** Begin **

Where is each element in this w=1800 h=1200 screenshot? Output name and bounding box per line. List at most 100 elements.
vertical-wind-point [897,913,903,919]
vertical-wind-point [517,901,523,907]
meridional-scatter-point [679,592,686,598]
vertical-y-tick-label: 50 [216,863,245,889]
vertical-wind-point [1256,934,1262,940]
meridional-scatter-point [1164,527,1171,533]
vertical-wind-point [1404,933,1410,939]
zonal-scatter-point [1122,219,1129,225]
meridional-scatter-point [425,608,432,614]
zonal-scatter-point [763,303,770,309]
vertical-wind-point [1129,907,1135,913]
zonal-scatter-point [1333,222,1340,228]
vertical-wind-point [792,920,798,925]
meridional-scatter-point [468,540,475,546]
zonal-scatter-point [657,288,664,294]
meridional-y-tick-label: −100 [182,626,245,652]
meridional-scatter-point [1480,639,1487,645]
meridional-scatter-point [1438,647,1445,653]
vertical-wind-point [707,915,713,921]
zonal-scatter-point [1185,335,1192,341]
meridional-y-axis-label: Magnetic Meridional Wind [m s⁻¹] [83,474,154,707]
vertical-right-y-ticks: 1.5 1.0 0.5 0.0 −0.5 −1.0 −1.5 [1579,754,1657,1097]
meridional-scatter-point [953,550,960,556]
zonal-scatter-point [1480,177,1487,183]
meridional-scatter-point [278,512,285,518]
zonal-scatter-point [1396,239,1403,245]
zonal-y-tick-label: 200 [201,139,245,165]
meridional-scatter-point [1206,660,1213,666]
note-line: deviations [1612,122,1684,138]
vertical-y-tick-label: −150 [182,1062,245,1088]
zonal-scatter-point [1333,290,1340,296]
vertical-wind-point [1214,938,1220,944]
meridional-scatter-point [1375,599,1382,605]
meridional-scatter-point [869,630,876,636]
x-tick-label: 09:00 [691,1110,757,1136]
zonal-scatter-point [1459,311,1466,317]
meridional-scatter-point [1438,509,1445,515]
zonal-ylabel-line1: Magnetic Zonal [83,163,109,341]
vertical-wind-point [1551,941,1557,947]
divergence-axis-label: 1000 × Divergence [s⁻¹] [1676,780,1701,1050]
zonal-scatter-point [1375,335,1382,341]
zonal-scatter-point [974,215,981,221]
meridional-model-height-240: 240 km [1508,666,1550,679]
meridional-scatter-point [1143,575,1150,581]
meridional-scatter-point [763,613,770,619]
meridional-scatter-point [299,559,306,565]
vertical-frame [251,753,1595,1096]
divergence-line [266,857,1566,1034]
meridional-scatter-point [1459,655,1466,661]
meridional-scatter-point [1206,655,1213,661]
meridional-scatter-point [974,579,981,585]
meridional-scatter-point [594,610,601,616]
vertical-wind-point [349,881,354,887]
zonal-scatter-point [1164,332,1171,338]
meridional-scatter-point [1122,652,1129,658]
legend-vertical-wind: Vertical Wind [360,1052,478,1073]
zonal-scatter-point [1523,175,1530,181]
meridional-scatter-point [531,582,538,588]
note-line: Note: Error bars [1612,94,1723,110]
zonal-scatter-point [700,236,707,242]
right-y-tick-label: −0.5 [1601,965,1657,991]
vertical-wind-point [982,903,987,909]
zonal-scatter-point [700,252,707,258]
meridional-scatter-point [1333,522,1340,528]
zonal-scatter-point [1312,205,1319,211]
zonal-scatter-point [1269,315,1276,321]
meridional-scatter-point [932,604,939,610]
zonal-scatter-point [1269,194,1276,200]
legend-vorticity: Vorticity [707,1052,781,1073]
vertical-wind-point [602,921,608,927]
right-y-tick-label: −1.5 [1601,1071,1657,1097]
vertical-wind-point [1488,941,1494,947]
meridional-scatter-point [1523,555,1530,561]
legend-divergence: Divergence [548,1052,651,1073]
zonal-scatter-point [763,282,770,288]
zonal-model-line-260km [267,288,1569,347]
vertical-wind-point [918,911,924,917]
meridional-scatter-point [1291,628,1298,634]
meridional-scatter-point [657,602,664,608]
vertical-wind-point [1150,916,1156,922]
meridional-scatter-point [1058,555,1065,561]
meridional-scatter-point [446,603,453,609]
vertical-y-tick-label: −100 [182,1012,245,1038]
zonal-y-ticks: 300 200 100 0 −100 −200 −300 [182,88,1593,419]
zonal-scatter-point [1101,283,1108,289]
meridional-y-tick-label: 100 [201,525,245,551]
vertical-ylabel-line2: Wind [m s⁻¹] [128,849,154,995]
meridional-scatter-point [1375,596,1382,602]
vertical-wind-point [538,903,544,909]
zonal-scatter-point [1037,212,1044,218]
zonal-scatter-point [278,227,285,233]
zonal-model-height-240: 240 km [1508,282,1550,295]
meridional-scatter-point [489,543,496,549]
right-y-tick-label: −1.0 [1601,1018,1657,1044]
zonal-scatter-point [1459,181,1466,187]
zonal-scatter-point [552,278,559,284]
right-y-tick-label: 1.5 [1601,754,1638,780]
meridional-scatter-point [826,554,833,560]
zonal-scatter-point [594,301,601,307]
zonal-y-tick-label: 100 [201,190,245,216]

** End **

## Exercise goal
Copy the entries above verbatim.

## Answer to the exercise
Where is each element in this w=1800 h=1200 screenshot? Output name and bounding box per line. List at most 100 elements.
vertical-wind-point [897,913,903,919]
vertical-wind-point [517,901,523,907]
meridional-scatter-point [679,592,686,598]
vertical-y-tick-label: 50 [216,863,245,889]
vertical-wind-point [1256,934,1262,940]
meridional-scatter-point [1164,527,1171,533]
vertical-wind-point [1404,933,1410,939]
zonal-scatter-point [1122,219,1129,225]
meridional-scatter-point [425,608,432,614]
zonal-scatter-point [763,303,770,309]
vertical-wind-point [1129,907,1135,913]
zonal-scatter-point [1333,222,1340,228]
vertical-wind-point [792,920,798,925]
meridional-scatter-point [468,540,475,546]
zonal-scatter-point [657,288,664,294]
meridional-y-tick-label: −100 [182,626,245,652]
meridional-scatter-point [1480,639,1487,645]
meridional-scatter-point [1438,647,1445,653]
vertical-wind-point [707,915,713,921]
zonal-scatter-point [1185,335,1192,341]
meridional-y-axis-label: Magnetic Meridional Wind [m s⁻¹] [83,474,154,707]
vertical-right-y-ticks: 1.5 1.0 0.5 0.0 −0.5 −1.0 −1.5 [1579,754,1657,1097]
meridional-scatter-point [953,550,960,556]
zonal-scatter-point [1480,177,1487,183]
meridional-scatter-point [278,512,285,518]
zonal-scatter-point [1396,239,1403,245]
zonal-y-tick-label: 200 [201,139,245,165]
meridional-scatter-point [1206,660,1213,666]
note-line: deviations [1612,122,1684,138]
vertical-y-tick-label: −150 [182,1062,245,1088]
zonal-scatter-point [1333,290,1340,296]
vertical-wind-point [1214,938,1220,944]
meridional-scatter-point [1375,599,1382,605]
meridional-scatter-point [869,630,876,636]
x-tick-label: 09:00 [691,1110,757,1136]
zonal-scatter-point [1459,311,1466,317]
meridional-scatter-point [1438,509,1445,515]
zonal-ylabel-line1: Magnetic Zonal [83,163,109,341]
vertical-wind-point [1551,941,1557,947]
divergence-axis-label: 1000 × Divergence [s⁻¹] [1676,780,1701,1050]
zonal-scatter-point [1375,335,1382,341]
zonal-scatter-point [974,215,981,221]
meridional-model-height-240: 240 km [1508,666,1550,679]
meridional-scatter-point [1143,575,1150,581]
meridional-scatter-point [763,613,770,619]
meridional-scatter-point [299,559,306,565]
vertical-frame [251,753,1595,1096]
divergence-line [266,857,1566,1034]
meridional-scatter-point [1459,655,1466,661]
meridional-scatter-point [1206,655,1213,661]
meridional-scatter-point [974,579,981,585]
meridional-scatter-point [594,610,601,616]
vertical-wind-point [349,881,354,887]
zonal-scatter-point [1164,332,1171,338]
meridional-scatter-point [1122,652,1129,658]
legend-vertical-wind: Vertical Wind [360,1052,478,1073]
zonal-scatter-point [1523,175,1530,181]
meridional-scatter-point [531,582,538,588]
note-line: Note: Error bars [1612,94,1723,110]
zonal-scatter-point [700,236,707,242]
right-y-tick-label: −0.5 [1601,965,1657,991]
vertical-wind-point [982,903,987,909]
zonal-scatter-point [700,252,707,258]
meridional-scatter-point [1333,522,1340,528]
zonal-scatter-point [1312,205,1319,211]
zonal-scatter-point [1269,315,1276,321]
meridional-scatter-point [932,604,939,610]
zonal-scatter-point [1269,194,1276,200]
legend-vorticity: Vorticity [707,1052,781,1073]
vertical-wind-point [602,921,608,927]
right-y-tick-label: −1.5 [1601,1071,1657,1097]
vertical-wind-point [1488,941,1494,947]
meridional-scatter-point [1523,555,1530,561]
legend-divergence: Divergence [548,1052,651,1073]
zonal-scatter-point [763,282,770,288]
zonal-model-line-260km [267,288,1569,347]
vertical-wind-point [918,911,924,917]
meridional-scatter-point [1291,628,1298,634]
meridional-scatter-point [657,602,664,608]
vertical-wind-point [1150,916,1156,922]
meridional-scatter-point [1058,555,1065,561]
meridional-scatter-point [446,603,453,609]
vertical-y-tick-label: −100 [182,1012,245,1038]
zonal-y-ticks: 300 200 100 0 −100 −200 −300 [182,88,1593,419]
zonal-scatter-point [1101,283,1108,289]
meridional-y-tick-label: 100 [201,525,245,551]
vertical-ylabel-line2: Wind [m s⁻¹] [128,849,154,995]
meridional-scatter-point [1375,596,1382,602]
vertical-wind-point [538,903,544,909]
zonal-scatter-point [1037,212,1044,218]
zonal-scatter-point [278,227,285,233]
zonal-model-height-240: 240 km [1508,282,1550,295]
meridional-scatter-point [489,543,496,549]
right-y-tick-label: −1.0 [1601,1018,1657,1044]
zonal-scatter-point [1459,181,1466,187]
zonal-scatter-point [552,278,559,284]
right-y-tick-label: 1.5 [1601,754,1638,780]
meridional-scatter-point [826,554,833,560]
zonal-scatter-point [594,301,601,307]
zonal-y-tick-label: 100 [201,190,245,216]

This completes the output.